— Start of Records to use —
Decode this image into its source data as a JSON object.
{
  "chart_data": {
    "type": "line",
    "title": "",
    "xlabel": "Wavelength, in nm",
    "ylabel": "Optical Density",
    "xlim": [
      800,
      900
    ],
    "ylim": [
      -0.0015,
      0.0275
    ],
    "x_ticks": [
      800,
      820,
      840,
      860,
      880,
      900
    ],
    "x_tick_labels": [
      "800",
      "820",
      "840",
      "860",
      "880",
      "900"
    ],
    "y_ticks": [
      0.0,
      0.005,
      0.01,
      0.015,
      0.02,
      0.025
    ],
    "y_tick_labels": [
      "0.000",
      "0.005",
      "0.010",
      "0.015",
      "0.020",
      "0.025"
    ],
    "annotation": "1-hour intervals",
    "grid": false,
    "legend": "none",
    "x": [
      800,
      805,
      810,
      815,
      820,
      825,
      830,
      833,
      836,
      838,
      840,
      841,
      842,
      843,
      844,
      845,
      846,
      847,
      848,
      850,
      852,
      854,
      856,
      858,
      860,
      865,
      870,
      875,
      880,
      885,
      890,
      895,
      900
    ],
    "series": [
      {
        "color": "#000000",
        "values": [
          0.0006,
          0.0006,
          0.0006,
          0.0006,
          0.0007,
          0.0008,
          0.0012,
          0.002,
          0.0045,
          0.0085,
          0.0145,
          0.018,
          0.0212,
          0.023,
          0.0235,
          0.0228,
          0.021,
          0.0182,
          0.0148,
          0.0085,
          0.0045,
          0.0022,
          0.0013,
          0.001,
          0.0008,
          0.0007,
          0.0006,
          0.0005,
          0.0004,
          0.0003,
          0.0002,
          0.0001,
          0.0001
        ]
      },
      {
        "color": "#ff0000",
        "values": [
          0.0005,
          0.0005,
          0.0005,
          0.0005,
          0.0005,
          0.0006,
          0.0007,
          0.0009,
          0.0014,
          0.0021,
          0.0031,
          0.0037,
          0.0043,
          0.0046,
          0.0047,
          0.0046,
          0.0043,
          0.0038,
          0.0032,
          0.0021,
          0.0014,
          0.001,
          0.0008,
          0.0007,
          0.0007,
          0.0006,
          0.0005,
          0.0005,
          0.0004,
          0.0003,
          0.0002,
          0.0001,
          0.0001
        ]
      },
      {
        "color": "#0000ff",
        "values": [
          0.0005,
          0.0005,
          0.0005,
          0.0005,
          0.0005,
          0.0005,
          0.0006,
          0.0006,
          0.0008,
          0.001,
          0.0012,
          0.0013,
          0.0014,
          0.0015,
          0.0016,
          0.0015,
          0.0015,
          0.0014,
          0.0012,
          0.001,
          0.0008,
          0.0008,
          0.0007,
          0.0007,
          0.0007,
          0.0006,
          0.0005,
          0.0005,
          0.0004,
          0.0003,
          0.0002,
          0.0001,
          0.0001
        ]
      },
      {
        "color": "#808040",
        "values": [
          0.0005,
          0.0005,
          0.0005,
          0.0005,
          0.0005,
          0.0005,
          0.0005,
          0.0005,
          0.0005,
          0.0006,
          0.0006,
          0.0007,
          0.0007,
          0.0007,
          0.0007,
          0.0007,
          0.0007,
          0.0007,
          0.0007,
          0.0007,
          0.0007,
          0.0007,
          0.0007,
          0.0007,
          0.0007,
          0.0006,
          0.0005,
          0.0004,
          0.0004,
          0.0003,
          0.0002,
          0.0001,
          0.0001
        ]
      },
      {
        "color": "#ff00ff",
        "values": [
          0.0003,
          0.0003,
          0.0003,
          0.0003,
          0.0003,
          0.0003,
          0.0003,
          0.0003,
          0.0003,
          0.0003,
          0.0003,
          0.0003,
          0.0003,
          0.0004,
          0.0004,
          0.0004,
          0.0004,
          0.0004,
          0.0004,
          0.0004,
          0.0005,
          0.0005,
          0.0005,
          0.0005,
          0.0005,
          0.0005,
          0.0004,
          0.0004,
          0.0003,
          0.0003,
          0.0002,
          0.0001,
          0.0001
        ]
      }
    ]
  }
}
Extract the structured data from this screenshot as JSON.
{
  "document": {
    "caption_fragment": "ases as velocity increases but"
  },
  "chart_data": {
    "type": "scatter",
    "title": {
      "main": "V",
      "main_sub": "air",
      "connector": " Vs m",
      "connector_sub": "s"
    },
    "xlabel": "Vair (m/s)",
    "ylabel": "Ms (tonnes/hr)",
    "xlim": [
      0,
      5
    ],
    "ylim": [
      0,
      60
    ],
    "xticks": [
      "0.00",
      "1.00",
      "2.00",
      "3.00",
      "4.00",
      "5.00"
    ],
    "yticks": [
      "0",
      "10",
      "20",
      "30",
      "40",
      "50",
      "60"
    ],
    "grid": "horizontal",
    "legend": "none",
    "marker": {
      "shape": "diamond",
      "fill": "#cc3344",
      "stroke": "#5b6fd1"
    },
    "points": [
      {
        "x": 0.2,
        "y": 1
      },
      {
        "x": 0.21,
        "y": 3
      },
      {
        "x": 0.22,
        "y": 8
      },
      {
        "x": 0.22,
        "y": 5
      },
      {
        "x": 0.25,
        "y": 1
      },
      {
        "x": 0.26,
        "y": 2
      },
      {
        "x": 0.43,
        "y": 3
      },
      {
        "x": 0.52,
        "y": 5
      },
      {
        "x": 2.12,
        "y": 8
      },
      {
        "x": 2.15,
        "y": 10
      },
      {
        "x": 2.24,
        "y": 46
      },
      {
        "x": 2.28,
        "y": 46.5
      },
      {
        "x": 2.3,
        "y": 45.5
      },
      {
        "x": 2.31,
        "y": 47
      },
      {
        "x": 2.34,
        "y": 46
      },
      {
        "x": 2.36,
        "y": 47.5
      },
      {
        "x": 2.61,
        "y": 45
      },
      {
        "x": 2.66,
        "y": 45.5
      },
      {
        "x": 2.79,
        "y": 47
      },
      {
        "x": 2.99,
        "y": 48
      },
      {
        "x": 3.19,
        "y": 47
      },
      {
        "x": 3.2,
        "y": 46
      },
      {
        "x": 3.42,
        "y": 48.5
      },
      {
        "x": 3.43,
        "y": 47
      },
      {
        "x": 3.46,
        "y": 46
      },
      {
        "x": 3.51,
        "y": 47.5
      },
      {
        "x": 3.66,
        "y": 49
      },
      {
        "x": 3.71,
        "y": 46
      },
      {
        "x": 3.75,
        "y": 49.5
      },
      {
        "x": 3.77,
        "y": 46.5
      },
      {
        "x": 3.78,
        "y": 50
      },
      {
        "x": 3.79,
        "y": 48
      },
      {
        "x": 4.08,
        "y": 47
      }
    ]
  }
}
— End of Records to use —
Written task:
Scan the material above for the string "this" and return the lines that hold it.

Written answer:
Decode this image into its source data as a JSON object.
Extract the structured data from this screenshot as JSON.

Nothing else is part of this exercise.